EXERCISE PROMPT =>
Reproduce the listing exactly and skip over any pictures.

_ _ _ _

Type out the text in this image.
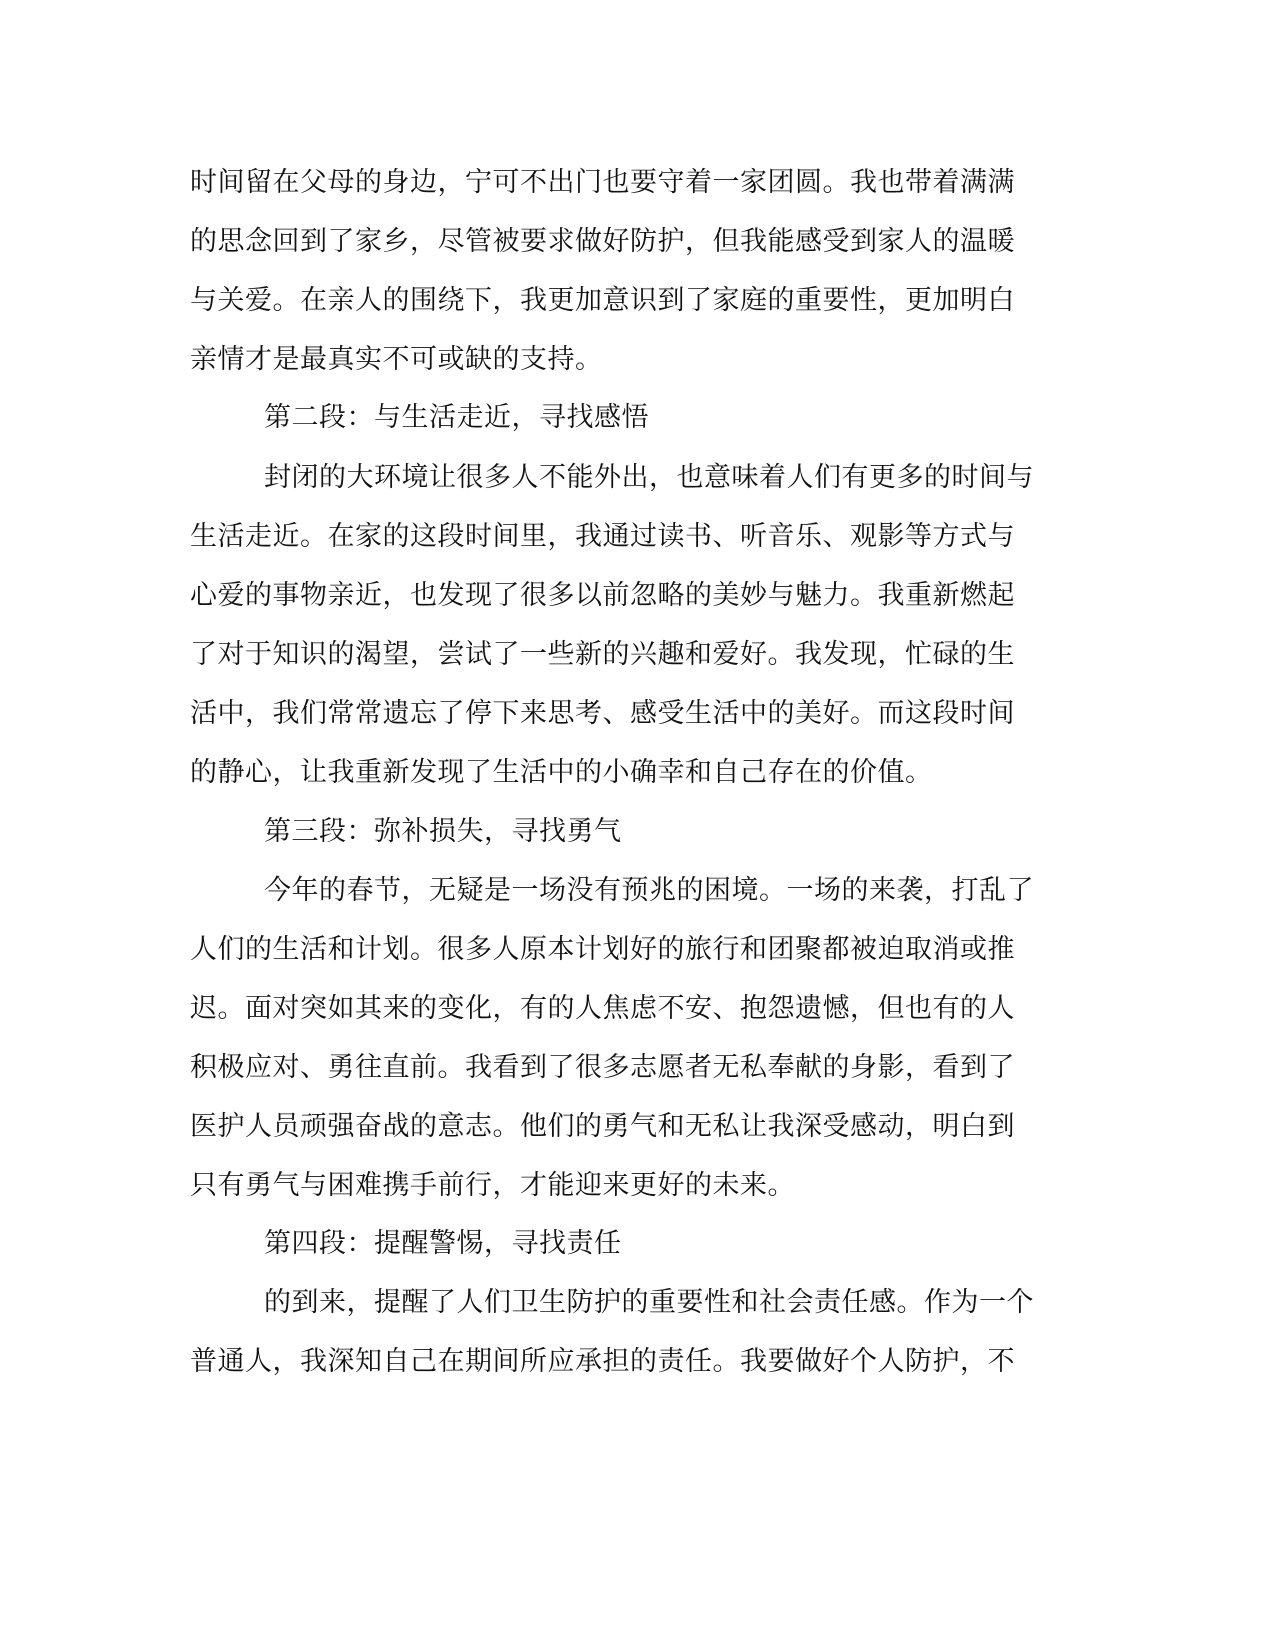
时间留在父母的身边，宁可不出门也要守着一家团圆。我也带着满满

的思念回到了家乡，尽管被要求做好防护，但我能感受到家人的温暖

与关爱。在亲人的围绕下，我更加意识到了家庭的重要性，更加明白

亲情才是最真实不可或缺的支持。

第二段：与生活走近，寻找感悟

封闭的大环境让很多人不能外出，也意味着人们有更多的时间与

生活走近。在家的这段时间里，我通过读书、听音乐、观影等方式与

心爱的事物亲近，也发现了很多以前忽略的美妙与魅力。我重新燃起

了对于知识的渴望，尝试了一些新的兴趣和爱好。我发现，忙碌的生

活中，我们常常遗忘了停下来思考、感受生活中的美好。而这段时间

的静心，让我重新发现了生活中的小确幸和自己存在的价值。

第三段：弥补损失，寻找勇气

今年的春节，无疑是一场没有预兆的困境。一场的来袭，打乱了

人们的生活和计划。很多人原本计划好的旅行和团聚都被迫取消或推

迟。面对突如其来的变化，有的人焦虑不安、抱怨遗憾，但也有的人

积极应对、勇往直前。我看到了很多志愿者无私奉献的身影，看到了

医护人员顽强奋战的意志。他们的勇气和无私让我深受感动，明白到

只有勇气与困难携手前行，才能迎来更好的未来。

第四段：提醒警惕，寻找责任

的到来，提醒了人们卫生防护的重要性和社会责任感。作为一个

普通人，我深知自己在期间所应承担的责任。我要做好个人防护，不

_ _ _ _

EXPECTED ANSWER =>
Type out the text in this image.
时间留在父母的身边，宁可不出门也要守着一家团圆。我也带着满满

的思念回到了家乡，尽管被要求做好防护，但我能感受到家人的温暖

与关爱。在亲人的围绕下，我更加意识到了家庭的重要性，更加明白

亲情才是最真实不可或缺的支持。

第二段：与生活走近，寻找感悟

封闭的大环境让很多人不能外出，也意味着人们有更多的时间与

生活走近。在家的这段时间里，我通过读书、听音乐、观影等方式与

心爱的事物亲近，也发现了很多以前忽略的美妙与魅力。我重新燃起

了对于知识的渴望，尝试了一些新的兴趣和爱好。我发现，忙碌的生

活中，我们常常遗忘了停下来思考、感受生活中的美好。而这段时间

的静心，让我重新发现了生活中的小确幸和自己存在的价值。

第三段：弥补损失，寻找勇气

今年的春节，无疑是一场没有预兆的困境。一场的来袭，打乱了

人们的生活和计划。很多人原本计划好的旅行和团聚都被迫取消或推

迟。面对突如其来的变化，有的人焦虑不安、抱怨遗憾，但也有的人

积极应对、勇往直前。我看到了很多志愿者无私奉献的身影，看到了

医护人员顽强奋战的意志。他们的勇气和无私让我深受感动，明白到

只有勇气与困难携手前行，才能迎来更好的未来。

第四段：提醒警惕，寻找责任

的到来，提醒了人们卫生防护的重要性和社会责任感。作为一个

普通人，我深知自己在期间所应承担的责任。我要做好个人防护，不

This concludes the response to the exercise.